Below is a block of records. Copy every line in it that contains the word "triangle".

** START OF DATASET ROWS **

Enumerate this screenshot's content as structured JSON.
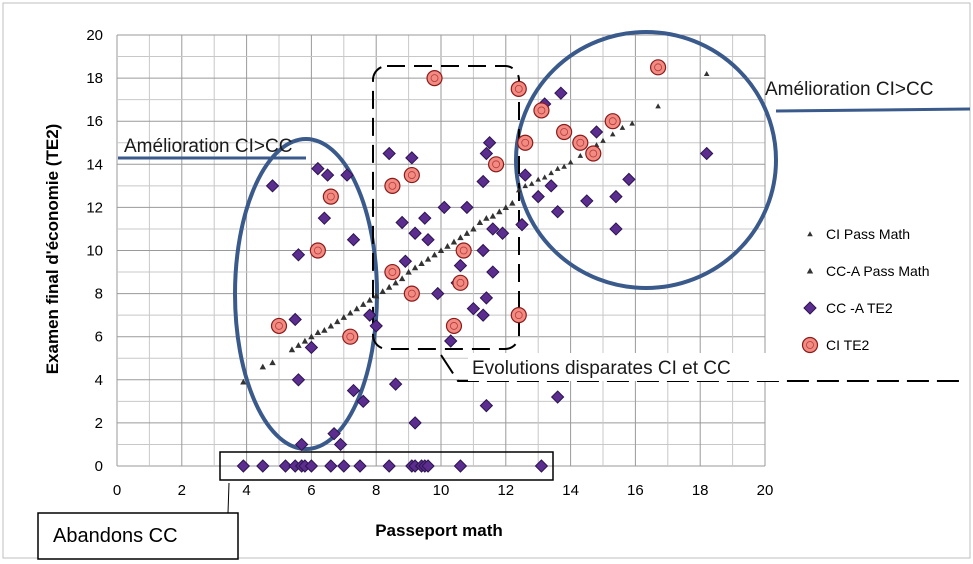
{
  "chart_data": {
    "type": "scatter",
    "xlabel": "Passeport math",
    "ylabel": "Examen final d'économie (TE2)",
    "xlim": [
      0,
      20
    ],
    "ylim": [
      0,
      20
    ],
    "x_ticks": [
      0,
      2,
      4,
      6,
      8,
      10,
      12,
      14,
      16,
      18,
      20
    ],
    "y_ticks": [
      0,
      2,
      4,
      6,
      8,
      10,
      12,
      14,
      16,
      18,
      20
    ],
    "grid": true,
    "legend_position": "right",
    "series": [
      {
        "name": "CI Pass Math",
        "marker": "triangle-small",
        "color": "#333333",
        "points": [
          [
            12.4,
            12.8
          ],
          [
            12.6,
            13.0
          ],
          [
            12.8,
            13.1
          ],
          [
            13.0,
            13.3
          ],
          [
            13.2,
            13.4
          ],
          [
            13.4,
            13.6
          ],
          [
            13.6,
            13.8
          ],
          [
            13.8,
            13.9
          ],
          [
            14.0,
            14.1
          ],
          [
            14.3,
            14.4
          ],
          [
            14.6,
            14.7
          ],
          [
            14.8,
            14.9
          ],
          [
            15.0,
            15.1
          ],
          [
            15.3,
            15.4
          ],
          [
            15.6,
            15.7
          ],
          [
            15.9,
            15.9
          ],
          [
            16.7,
            16.7
          ],
          [
            18.2,
            18.2
          ]
        ]
      },
      {
        "name": "CC-A Pass Math",
        "marker": "triangle",
        "color": "#333333",
        "points": [
          [
            3.9,
            3.9
          ],
          [
            4.5,
            4.6
          ],
          [
            4.8,
            4.8
          ],
          [
            5.4,
            5.4
          ],
          [
            5.6,
            5.6
          ],
          [
            5.8,
            5.8
          ],
          [
            6.0,
            6.0
          ],
          [
            6.2,
            6.2
          ],
          [
            6.4,
            6.3
          ],
          [
            6.6,
            6.5
          ],
          [
            6.8,
            6.7
          ],
          [
            7.0,
            6.9
          ],
          [
            7.2,
            7.1
          ],
          [
            7.4,
            7.3
          ],
          [
            7.6,
            7.5
          ],
          [
            7.8,
            7.7
          ],
          [
            8.0,
            7.9
          ],
          [
            8.2,
            8.1
          ],
          [
            8.4,
            8.3
          ],
          [
            8.6,
            8.5
          ],
          [
            8.8,
            8.7
          ],
          [
            9.0,
            9.0
          ],
          [
            9.2,
            9.2
          ],
          [
            9.4,
            9.4
          ],
          [
            9.6,
            9.6
          ],
          [
            9.8,
            9.8
          ],
          [
            10.0,
            10.0
          ],
          [
            10.2,
            10.2
          ],
          [
            10.4,
            10.4
          ],
          [
            10.6,
            10.6
          ],
          [
            10.8,
            10.8
          ],
          [
            11.0,
            11.0
          ],
          [
            11.2,
            11.3
          ],
          [
            11.4,
            11.5
          ],
          [
            11.6,
            11.6
          ],
          [
            11.8,
            11.8
          ],
          [
            12.0,
            12.0
          ],
          [
            12.2,
            12.2
          ]
        ]
      },
      {
        "name": "CC -A TE2",
        "marker": "diamond",
        "color": "#5b2d8e",
        "points": [
          [
            3.9,
            0
          ],
          [
            4.5,
            0
          ],
          [
            5.2,
            0
          ],
          [
            5.5,
            0
          ],
          [
            5.7,
            0
          ],
          [
            5.8,
            0
          ],
          [
            6.0,
            0
          ],
          [
            6.6,
            0
          ],
          [
            7.0,
            0
          ],
          [
            7.5,
            0
          ],
          [
            8.4,
            0
          ],
          [
            9.1,
            0
          ],
          [
            9.2,
            0
          ],
          [
            9.4,
            0
          ],
          [
            9.5,
            0
          ],
          [
            9.6,
            0
          ],
          [
            10.6,
            0
          ],
          [
            13.1,
            0
          ],
          [
            4.8,
            13.0
          ],
          [
            5.5,
            6.8
          ],
          [
            5.6,
            9.8
          ],
          [
            5.6,
            4.0
          ],
          [
            5.7,
            1.0
          ],
          [
            6.0,
            5.5
          ],
          [
            6.2,
            13.8
          ],
          [
            6.4,
            11.5
          ],
          [
            6.5,
            13.5
          ],
          [
            6.7,
            1.5
          ],
          [
            6.9,
            1.0
          ],
          [
            7.1,
            13.5
          ],
          [
            7.3,
            10.5
          ],
          [
            7.3,
            3.5
          ],
          [
            7.6,
            3.0
          ],
          [
            7.8,
            7.0
          ],
          [
            8.0,
            6.5
          ],
          [
            8.4,
            14.5
          ],
          [
            8.6,
            3.8
          ],
          [
            8.8,
            11.3
          ],
          [
            8.9,
            9.5
          ],
          [
            9.1,
            14.3
          ],
          [
            9.2,
            10.8
          ],
          [
            9.2,
            2.0
          ],
          [
            9.5,
            11.5
          ],
          [
            9.6,
            10.5
          ],
          [
            9.9,
            8.0
          ],
          [
            10.1,
            12.0
          ],
          [
            10.3,
            5.8
          ],
          [
            10.5,
            8.5
          ],
          [
            10.6,
            9.3
          ],
          [
            10.8,
            12.0
          ],
          [
            11.0,
            7.3
          ],
          [
            11.3,
            13.2
          ],
          [
            11.3,
            10.0
          ],
          [
            11.4,
            14.5
          ],
          [
            11.5,
            15.0
          ],
          [
            11.6,
            9.0
          ],
          [
            11.6,
            11.0
          ],
          [
            11.4,
            7.8
          ],
          [
            11.3,
            7.0
          ],
          [
            11.4,
            2.8
          ],
          [
            11.9,
            10.8
          ],
          [
            12.5,
            11.2
          ],
          [
            12.6,
            13.5
          ],
          [
            13.0,
            12.5
          ],
          [
            13.1,
            16.5
          ],
          [
            13.2,
            16.8
          ],
          [
            13.4,
            13.0
          ],
          [
            13.6,
            11.8
          ],
          [
            13.7,
            17.3
          ],
          [
            13.6,
            3.2
          ],
          [
            14.5,
            12.3
          ],
          [
            14.8,
            15.5
          ],
          [
            15.4,
            12.5
          ],
          [
            15.4,
            11.0
          ],
          [
            15.8,
            13.3
          ],
          [
            18.2,
            14.5
          ]
        ]
      },
      {
        "name": "CI TE2",
        "marker": "circle",
        "color": "#f28b82",
        "points": [
          [
            5.0,
            6.5
          ],
          [
            6.2,
            10.0
          ],
          [
            6.6,
            12.5
          ],
          [
            7.2,
            6.0
          ],
          [
            8.5,
            13.0
          ],
          [
            8.5,
            9.0
          ],
          [
            9.1,
            8.0
          ],
          [
            9.1,
            13.5
          ],
          [
            9.8,
            18.0
          ],
          [
            10.4,
            6.5
          ],
          [
            10.6,
            8.5
          ],
          [
            10.7,
            10.0
          ],
          [
            11.7,
            14.0
          ],
          [
            12.4,
            7.0
          ],
          [
            12.4,
            17.5
          ],
          [
            12.6,
            15.0
          ],
          [
            13.1,
            16.5
          ],
          [
            13.8,
            15.5
          ],
          [
            14.3,
            15.0
          ],
          [
            14.7,
            14.5
          ],
          [
            15.3,
            16.0
          ],
          [
            16.7,
            18.5
          ]
        ]
      }
    ],
    "annotations": [
      {
        "text": "Amélioration CI>CC"
      },
      {
        "text": "Amélioration CI>CC"
      },
      {
        "text": "Evolutions disparates CI et CC"
      },
      {
        "text": "Abandons CC"
      }
    ]
  }
}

** END OF DATASET ROWS **

■ FULL OUTPUT:
        "marker": "triangle-small",
        "marker": "triangle",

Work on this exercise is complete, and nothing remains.